▼

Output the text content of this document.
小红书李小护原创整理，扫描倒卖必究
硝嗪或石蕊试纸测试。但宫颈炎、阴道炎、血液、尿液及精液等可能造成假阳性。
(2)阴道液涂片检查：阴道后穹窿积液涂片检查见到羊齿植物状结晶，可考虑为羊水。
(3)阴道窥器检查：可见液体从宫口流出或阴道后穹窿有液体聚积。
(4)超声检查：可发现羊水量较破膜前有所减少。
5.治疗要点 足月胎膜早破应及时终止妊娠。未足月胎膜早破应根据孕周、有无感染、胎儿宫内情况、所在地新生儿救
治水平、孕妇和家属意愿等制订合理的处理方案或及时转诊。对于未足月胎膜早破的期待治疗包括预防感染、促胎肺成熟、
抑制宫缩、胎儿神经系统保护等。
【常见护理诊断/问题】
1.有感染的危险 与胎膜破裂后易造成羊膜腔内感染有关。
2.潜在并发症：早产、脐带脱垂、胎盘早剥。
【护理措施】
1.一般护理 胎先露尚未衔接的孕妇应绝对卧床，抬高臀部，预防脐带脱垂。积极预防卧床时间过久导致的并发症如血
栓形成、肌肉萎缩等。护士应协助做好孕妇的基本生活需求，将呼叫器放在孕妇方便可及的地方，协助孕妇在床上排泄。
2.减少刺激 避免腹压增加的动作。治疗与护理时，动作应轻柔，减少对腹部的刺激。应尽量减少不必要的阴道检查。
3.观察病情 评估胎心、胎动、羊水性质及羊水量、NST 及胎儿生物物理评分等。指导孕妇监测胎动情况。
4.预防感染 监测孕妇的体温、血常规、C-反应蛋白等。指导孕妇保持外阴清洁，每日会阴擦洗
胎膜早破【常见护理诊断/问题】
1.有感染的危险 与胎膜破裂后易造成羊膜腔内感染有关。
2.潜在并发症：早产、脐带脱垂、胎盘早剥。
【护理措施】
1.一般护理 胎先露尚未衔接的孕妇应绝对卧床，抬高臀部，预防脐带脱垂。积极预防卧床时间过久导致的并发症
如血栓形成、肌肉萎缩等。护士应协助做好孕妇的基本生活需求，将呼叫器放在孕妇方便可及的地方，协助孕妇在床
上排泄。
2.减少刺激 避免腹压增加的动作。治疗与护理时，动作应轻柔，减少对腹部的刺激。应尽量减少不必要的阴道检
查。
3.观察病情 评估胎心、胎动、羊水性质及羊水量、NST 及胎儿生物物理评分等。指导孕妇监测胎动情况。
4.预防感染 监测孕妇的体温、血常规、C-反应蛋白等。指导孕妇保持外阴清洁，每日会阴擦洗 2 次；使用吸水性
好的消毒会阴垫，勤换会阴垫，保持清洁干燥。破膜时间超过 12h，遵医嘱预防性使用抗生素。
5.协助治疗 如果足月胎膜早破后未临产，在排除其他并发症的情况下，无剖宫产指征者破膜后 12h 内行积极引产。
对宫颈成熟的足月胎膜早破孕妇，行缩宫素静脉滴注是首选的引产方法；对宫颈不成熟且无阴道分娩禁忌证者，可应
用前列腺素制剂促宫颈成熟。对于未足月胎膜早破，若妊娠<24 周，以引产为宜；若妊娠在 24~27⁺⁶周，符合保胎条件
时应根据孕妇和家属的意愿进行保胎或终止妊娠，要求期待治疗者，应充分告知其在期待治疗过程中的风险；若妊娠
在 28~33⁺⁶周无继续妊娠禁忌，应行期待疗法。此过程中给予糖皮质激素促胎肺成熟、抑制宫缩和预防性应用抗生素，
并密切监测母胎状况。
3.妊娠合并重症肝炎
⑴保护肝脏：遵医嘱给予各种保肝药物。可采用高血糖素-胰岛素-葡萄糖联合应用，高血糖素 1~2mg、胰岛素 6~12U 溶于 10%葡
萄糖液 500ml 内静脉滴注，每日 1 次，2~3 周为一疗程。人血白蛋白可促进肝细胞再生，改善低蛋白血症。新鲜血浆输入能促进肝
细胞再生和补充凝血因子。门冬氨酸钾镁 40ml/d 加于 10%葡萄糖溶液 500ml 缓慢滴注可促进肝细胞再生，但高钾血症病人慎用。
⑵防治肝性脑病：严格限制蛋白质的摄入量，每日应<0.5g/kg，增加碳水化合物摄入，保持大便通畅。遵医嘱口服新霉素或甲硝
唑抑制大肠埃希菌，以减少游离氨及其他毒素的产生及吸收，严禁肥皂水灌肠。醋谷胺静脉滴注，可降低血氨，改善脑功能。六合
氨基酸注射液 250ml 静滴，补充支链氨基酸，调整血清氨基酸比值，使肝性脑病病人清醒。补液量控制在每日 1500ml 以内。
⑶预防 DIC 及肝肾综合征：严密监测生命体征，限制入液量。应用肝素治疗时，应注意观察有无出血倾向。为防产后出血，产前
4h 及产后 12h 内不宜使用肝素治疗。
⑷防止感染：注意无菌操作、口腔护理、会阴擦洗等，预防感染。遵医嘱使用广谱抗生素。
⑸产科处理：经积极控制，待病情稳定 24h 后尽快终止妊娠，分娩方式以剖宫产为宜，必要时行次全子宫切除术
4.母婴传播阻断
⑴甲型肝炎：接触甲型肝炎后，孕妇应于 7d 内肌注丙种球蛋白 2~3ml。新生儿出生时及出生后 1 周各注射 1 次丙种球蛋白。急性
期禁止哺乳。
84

▲

> Aim:
Give all the records again. Match them exactly.

> Result:
Output the text content of this document.
小红书李小护原创整理，扫描倒卖必究
硝嗪或石蕊试纸测试。但宫颈炎、阴道炎、血液、尿液及精液等可能造成假阳性。
(2)阴道液涂片检查：阴道后穹窿积液涂片检查见到羊齿植物状结晶，可考虑为羊水。
(3)阴道窥器检查：可见液体从宫口流出或阴道后穹窿有液体聚积。
(4)超声检查：可发现羊水量较破膜前有所减少。
5.治疗要点 足月胎膜早破应及时终止妊娠。未足月胎膜早破应根据孕周、有无感染、胎儿宫内情况、所在地新生儿救
治水平、孕妇和家属意愿等制订合理的处理方案或及时转诊。对于未足月胎膜早破的期待治疗包括预防感染、促胎肺成熟、
抑制宫缩、胎儿神经系统保护等。
【常见护理诊断/问题】
1.有感染的危险 与胎膜破裂后易造成羊膜腔内感染有关。
2.潜在并发症：早产、脐带脱垂、胎盘早剥。
【护理措施】
1.一般护理 胎先露尚未衔接的孕妇应绝对卧床，抬高臀部，预防脐带脱垂。积极预防卧床时间过久导致的并发症如血
栓形成、肌肉萎缩等。护士应协助做好孕妇的基本生活需求，将呼叫器放在孕妇方便可及的地方，协助孕妇在床上排泄。
2.减少刺激 避免腹压增加的动作。治疗与护理时，动作应轻柔，减少对腹部的刺激。应尽量减少不必要的阴道检查。
3.观察病情 评估胎心、胎动、羊水性质及羊水量、NST 及胎儿生物物理评分等。指导孕妇监测胎动情况。
4.预防感染 监测孕妇的体温、血常规、C-反应蛋白等。指导孕妇保持外阴清洁，每日会阴擦洗
胎膜早破【常见护理诊断/问题】
1.有感染的危险 与胎膜破裂后易造成羊膜腔内感染有关。
2.潜在并发症：早产、脐带脱垂、胎盘早剥。
【护理措施】
1.一般护理 胎先露尚未衔接的孕妇应绝对卧床，抬高臀部，预防脐带脱垂。积极预防卧床时间过久导致的并发症
如血栓形成、肌肉萎缩等。护士应协助做好孕妇的基本生活需求，将呼叫器放在孕妇方便可及的地方，协助孕妇在床
上排泄。
2.减少刺激 避免腹压增加的动作。治疗与护理时，动作应轻柔，减少对腹部的刺激。应尽量减少不必要的阴道检
查。
3.观察病情 评估胎心、胎动、羊水性质及羊水量、NST 及胎儿生物物理评分等。指导孕妇监测胎动情况。
4.预防感染 监测孕妇的体温、血常规、C-反应蛋白等。指导孕妇保持外阴清洁，每日会阴擦洗 2 次；使用吸水性
好的消毒会阴垫，勤换会阴垫，保持清洁干燥。破膜时间超过 12h，遵医嘱预防性使用抗生素。
5.协助治疗 如果足月胎膜早破后未临产，在排除其他并发症的情况下，无剖宫产指征者破膜后 12h 内行积极引产。
对宫颈成熟的足月胎膜早破孕妇，行缩宫素静脉滴注是首选的引产方法；对宫颈不成熟且无阴道分娩禁忌证者，可应
用前列腺素制剂促宫颈成熟。对于未足月胎膜早破，若妊娠<24 周，以引产为宜；若妊娠在 24~27⁺⁶周，符合保胎条件
时应根据孕妇和家属的意愿进行保胎或终止妊娠，要求期待治疗者，应充分告知其在期待治疗过程中的风险；若妊娠
在 28~33⁺⁶周无继续妊娠禁忌，应行期待疗法。此过程中给予糖皮质激素促胎肺成熟、抑制宫缩和预防性应用抗生素，
并密切监测母胎状况。
3.妊娠合并重症肝炎
⑴保护肝脏：遵医嘱给予各种保肝药物。可采用高血糖素-胰岛素-葡萄糖联合应用，高血糖素 1~2mg、胰岛素 6~12U 溶于 10%葡
萄糖液 500ml 内静脉滴注，每日 1 次，2~3 周为一疗程。人血白蛋白可促进肝细胞再生，改善低蛋白血症。新鲜血浆输入能促进肝
细胞再生和补充凝血因子。门冬氨酸钾镁 40ml/d 加于 10%葡萄糖溶液 500ml 缓慢滴注可促进肝细胞再生，但高钾血症病人慎用。
⑵防治肝性脑病：严格限制蛋白质的摄入量，每日应<0.5g/kg，增加碳水化合物摄入，保持大便通畅。遵医嘱口服新霉素或甲硝
唑抑制大肠埃希菌，以减少游离氨及其他毒素的产生及吸收，严禁肥皂水灌肠。醋谷胺静脉滴注，可降低血氨，改善脑功能。六合
氨基酸注射液 250ml 静滴，补充支链氨基酸，调整血清氨基酸比值，使肝性脑病病人清醒。补液量控制在每日 1500ml 以内。
⑶预防 DIC 及肝肾综合征：严密监测生命体征，限制入液量。应用肝素治疗时，应注意观察有无出血倾向。为防产后出血，产前
4h 及产后 12h 内不宜使用肝素治疗。
⑷防止感染：注意无菌操作、口腔护理、会阴擦洗等，预防感染。遵医嘱使用广谱抗生素。
⑸产科处理：经积极控制，待病情稳定 24h 后尽快终止妊娠，分娩方式以剖宫产为宜，必要时行次全子宫切除术
4.母婴传播阻断
⑴甲型肝炎：接触甲型肝炎后，孕妇应于 7d 内肌注丙种球蛋白 2~3ml。新生儿出生时及出生后 1 周各注射 1 次丙种球蛋白。急性
期禁止哺乳。
84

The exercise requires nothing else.